WHAT NEEDS TO BE DONE
Pick out every line of the entries below where "Skew" occurs, and copy those lines.

DATA PROVIDED

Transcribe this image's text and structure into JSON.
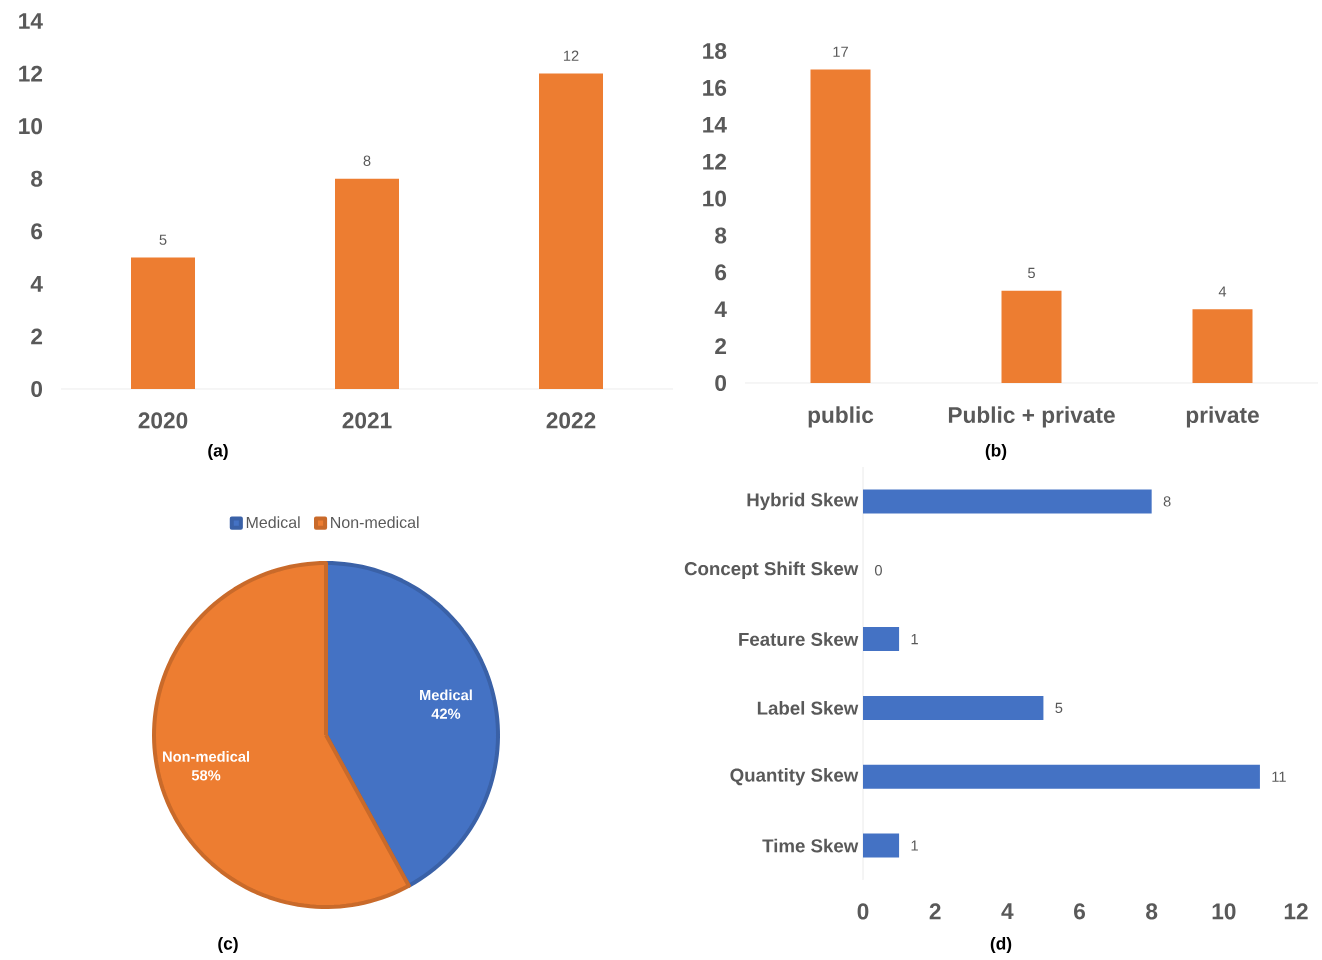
{
  "chart_data": [
    {
      "type": "bar",
      "categories": [
        "2020",
        "2021",
        "2022"
      ],
      "values": [
        5,
        8,
        12
      ],
      "color": "#ed7d31",
      "ylim": [
        0,
        14
      ],
      "yticks": [
        0,
        2,
        4,
        6,
        8,
        10,
        12,
        14
      ],
      "data_labels": true,
      "annotations": [
        "(a)"
      ]
    },
    {
      "type": "bar",
      "categories": [
        "public",
        "Public + private",
        "private"
      ],
      "values": [
        17,
        5,
        4
      ],
      "color": "#ed7d31",
      "ylim": [
        0,
        18
      ],
      "yticks": [
        0,
        2,
        4,
        6,
        8,
        10,
        12,
        14,
        16,
        18
      ],
      "data_labels": true,
      "annotations": [
        "(b)"
      ]
    },
    {
      "type": "pie",
      "categories": [
        "Medical",
        "Non-medical"
      ],
      "values": [
        42,
        58
      ],
      "colors": [
        "#4472c4",
        "#ed7d31"
      ],
      "value_labels": [
        "42%",
        "58%"
      ],
      "legend": "top",
      "annotations": [
        "(c)"
      ]
    },
    {
      "type": "bar",
      "orientation": "horizontal",
      "categories": [
        "Hybrid Skew",
        "Concept Shift Skew",
        "Feature Skew",
        "Label Skew",
        "Quantity Skew",
        "Time Skew"
      ],
      "values": [
        8,
        0,
        1,
        5,
        11,
        1
      ],
      "color": "#4472c4",
      "xlim": [
        0,
        12
      ],
      "xticks": [
        0,
        2,
        4,
        6,
        8,
        10,
        12
      ],
      "data_labels": true,
      "annotations": [
        "(d)"
      ]
    }
  ]
}
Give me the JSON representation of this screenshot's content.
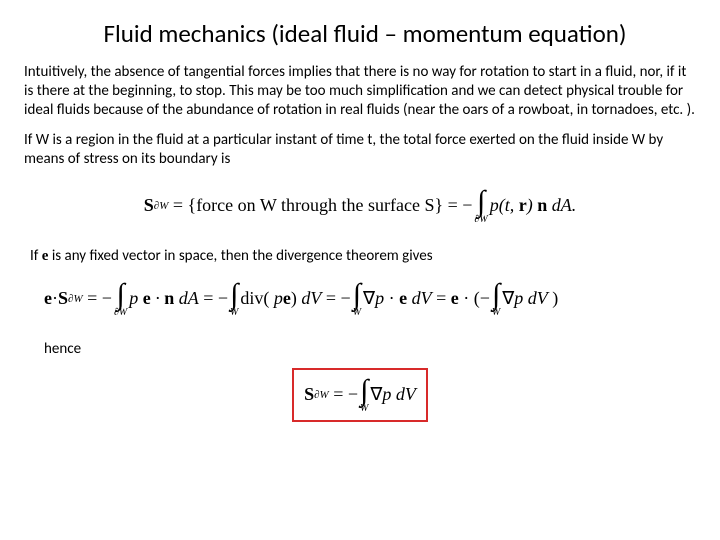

TASK RESPONSE
        "Hybrid Skew",
        "Concept Shift Skew",
        "Feature Skew",
        "Label Skew",
        "Quantity Skew",
        "Time Skew"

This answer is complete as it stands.